[Data excerpts]
>> Start
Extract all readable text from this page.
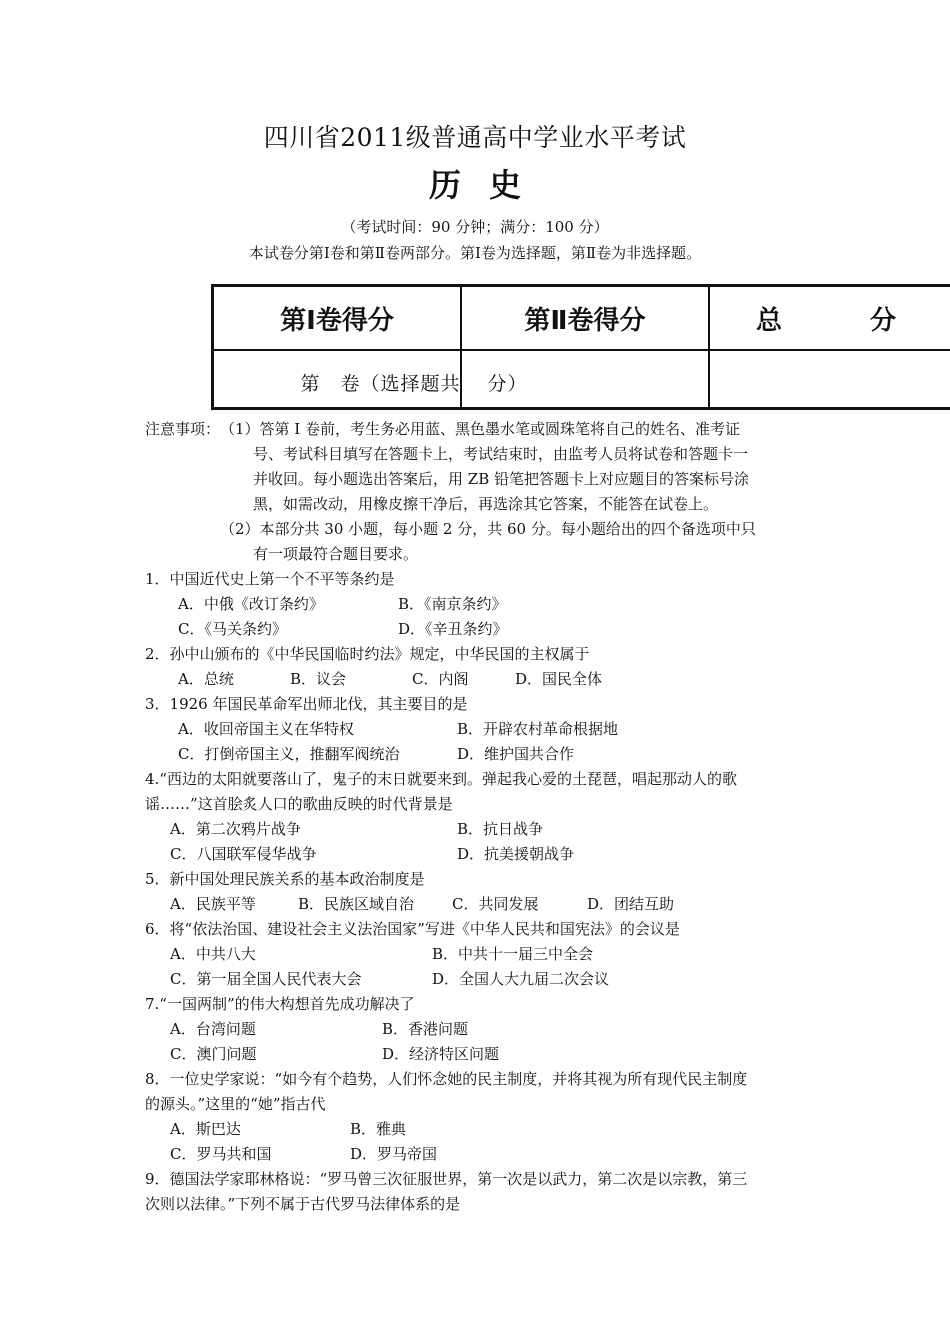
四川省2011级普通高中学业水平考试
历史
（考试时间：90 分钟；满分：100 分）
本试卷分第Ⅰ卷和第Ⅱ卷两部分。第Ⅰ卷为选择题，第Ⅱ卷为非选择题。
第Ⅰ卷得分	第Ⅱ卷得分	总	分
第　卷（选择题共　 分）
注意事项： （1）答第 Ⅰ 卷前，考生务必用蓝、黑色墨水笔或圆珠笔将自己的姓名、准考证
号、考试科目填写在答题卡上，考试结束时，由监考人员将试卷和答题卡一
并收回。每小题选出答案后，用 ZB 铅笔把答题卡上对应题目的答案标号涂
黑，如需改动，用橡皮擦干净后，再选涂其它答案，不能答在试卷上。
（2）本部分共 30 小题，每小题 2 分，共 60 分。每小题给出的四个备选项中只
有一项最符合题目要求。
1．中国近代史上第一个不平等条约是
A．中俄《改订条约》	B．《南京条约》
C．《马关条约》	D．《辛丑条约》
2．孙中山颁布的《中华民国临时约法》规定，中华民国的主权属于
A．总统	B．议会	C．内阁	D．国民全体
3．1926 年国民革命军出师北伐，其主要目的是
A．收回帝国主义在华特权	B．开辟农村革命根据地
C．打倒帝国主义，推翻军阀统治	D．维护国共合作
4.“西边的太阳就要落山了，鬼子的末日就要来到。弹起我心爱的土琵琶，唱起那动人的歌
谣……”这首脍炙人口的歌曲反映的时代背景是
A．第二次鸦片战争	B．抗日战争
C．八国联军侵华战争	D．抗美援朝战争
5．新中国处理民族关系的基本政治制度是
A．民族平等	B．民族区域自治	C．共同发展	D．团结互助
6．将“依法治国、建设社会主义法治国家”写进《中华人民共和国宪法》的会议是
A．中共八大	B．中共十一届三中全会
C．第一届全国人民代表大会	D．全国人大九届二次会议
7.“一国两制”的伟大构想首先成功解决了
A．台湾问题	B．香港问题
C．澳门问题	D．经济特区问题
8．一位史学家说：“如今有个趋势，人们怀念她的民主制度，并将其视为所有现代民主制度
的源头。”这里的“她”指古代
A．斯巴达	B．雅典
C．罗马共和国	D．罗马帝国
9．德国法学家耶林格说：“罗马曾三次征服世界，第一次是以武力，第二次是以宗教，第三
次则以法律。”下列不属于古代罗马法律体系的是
>> End
>> Start
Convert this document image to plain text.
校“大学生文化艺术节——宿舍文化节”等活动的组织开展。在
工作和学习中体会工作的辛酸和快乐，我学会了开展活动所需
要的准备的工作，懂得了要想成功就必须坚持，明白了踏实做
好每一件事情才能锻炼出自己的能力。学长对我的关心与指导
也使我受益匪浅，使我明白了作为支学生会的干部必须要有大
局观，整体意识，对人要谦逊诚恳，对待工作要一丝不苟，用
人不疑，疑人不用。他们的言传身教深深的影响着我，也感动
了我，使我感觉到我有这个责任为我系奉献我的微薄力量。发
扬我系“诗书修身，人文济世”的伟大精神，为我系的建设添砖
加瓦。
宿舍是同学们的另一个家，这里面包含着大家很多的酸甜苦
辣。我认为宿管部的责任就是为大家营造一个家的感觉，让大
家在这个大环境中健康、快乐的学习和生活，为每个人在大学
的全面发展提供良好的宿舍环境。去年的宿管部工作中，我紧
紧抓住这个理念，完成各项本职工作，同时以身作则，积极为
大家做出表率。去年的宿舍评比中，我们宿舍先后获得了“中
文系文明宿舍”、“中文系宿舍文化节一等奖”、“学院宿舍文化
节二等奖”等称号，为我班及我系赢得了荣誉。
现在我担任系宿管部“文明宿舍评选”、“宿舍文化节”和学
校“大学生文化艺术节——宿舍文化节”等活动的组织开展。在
>> End
:: What needs to be done ::
Copy all lines from the listing that contain "text".

:: Solution below ::
Extract all readable text from this page.
Convert this document image to plain text.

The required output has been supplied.